- _Short problem_: Tally the lines in the records underneath that contain the string "JSON", and state the figure by itself.

- _Records to use_:
———
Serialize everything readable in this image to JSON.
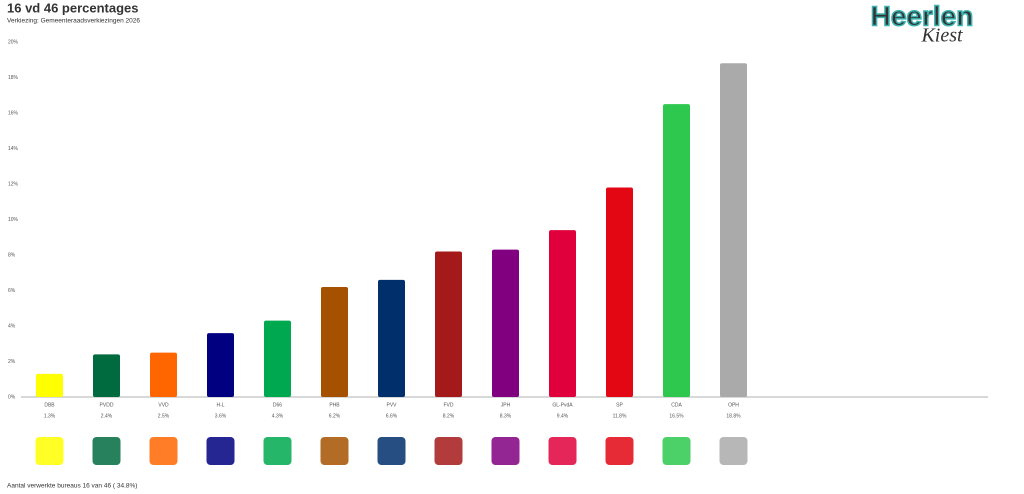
{
  "chart_data": {
    "type": "bar",
    "title": "16 vd 46 percentages",
    "subtitle": "Verkiezing: Gemeenteraadsverkiezingen 2026",
    "categories": [
      "DBB",
      "PVDD",
      "VVD",
      "H-L",
      "D66",
      "PHB",
      "PVV",
      "FVD",
      "JPH",
      "GL-PvdA",
      "SP",
      "CDA",
      "OPH"
    ],
    "values": [
      1.3,
      2.4,
      2.5,
      3.6,
      4.3,
      6.2,
      6.6,
      8.2,
      8.3,
      9.4,
      11.8,
      16.5,
      18.8
    ],
    "value_labels": [
      "1.3%",
      "2.4%",
      "2.5%",
      "3.6%",
      "4.3%",
      "6.2%",
      "6.6%",
      "8.2%",
      "8.3%",
      "9.4%",
      "11.8%",
      "16.5%",
      "18.8%"
    ],
    "colors": [
      "#ffff00",
      "#006b3f",
      "#ff6600",
      "#000080",
      "#00a94f",
      "#a55200",
      "#002f6c",
      "#a41a1a",
      "#800080",
      "#e0003c",
      "#e30613",
      "#2dc84d",
      "#aaaaaa"
    ],
    "ylim": [
      0,
      20
    ],
    "yticks": [
      {
        "value": 0,
        "label": "0%"
      },
      {
        "value": 2,
        "label": "2%"
      },
      {
        "value": 4,
        "label": "4%"
      },
      {
        "value": 6,
        "label": "6%"
      },
      {
        "value": 8,
        "label": "8%"
      },
      {
        "value": 10,
        "label": "10%"
      },
      {
        "value": 12,
        "label": "12%"
      },
      {
        "value": 14,
        "label": "14%"
      },
      {
        "value": 16,
        "label": "16%"
      },
      {
        "value": 18,
        "label": "18%"
      },
      {
        "value": 20,
        "label": "20%"
      }
    ]
  },
  "footer": "Aantal verwerkte bureaus 16 van 46 ( 34.8%)",
  "logo": {
    "name": "Heerlen",
    "tagline": "Kiest"
  }
}
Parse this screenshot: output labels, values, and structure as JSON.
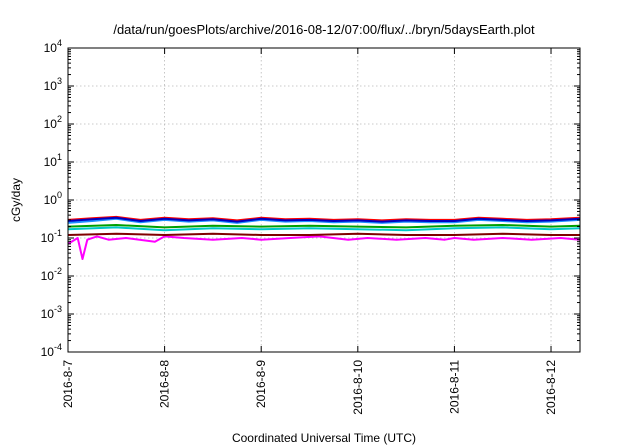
———
- _Written reply_: 2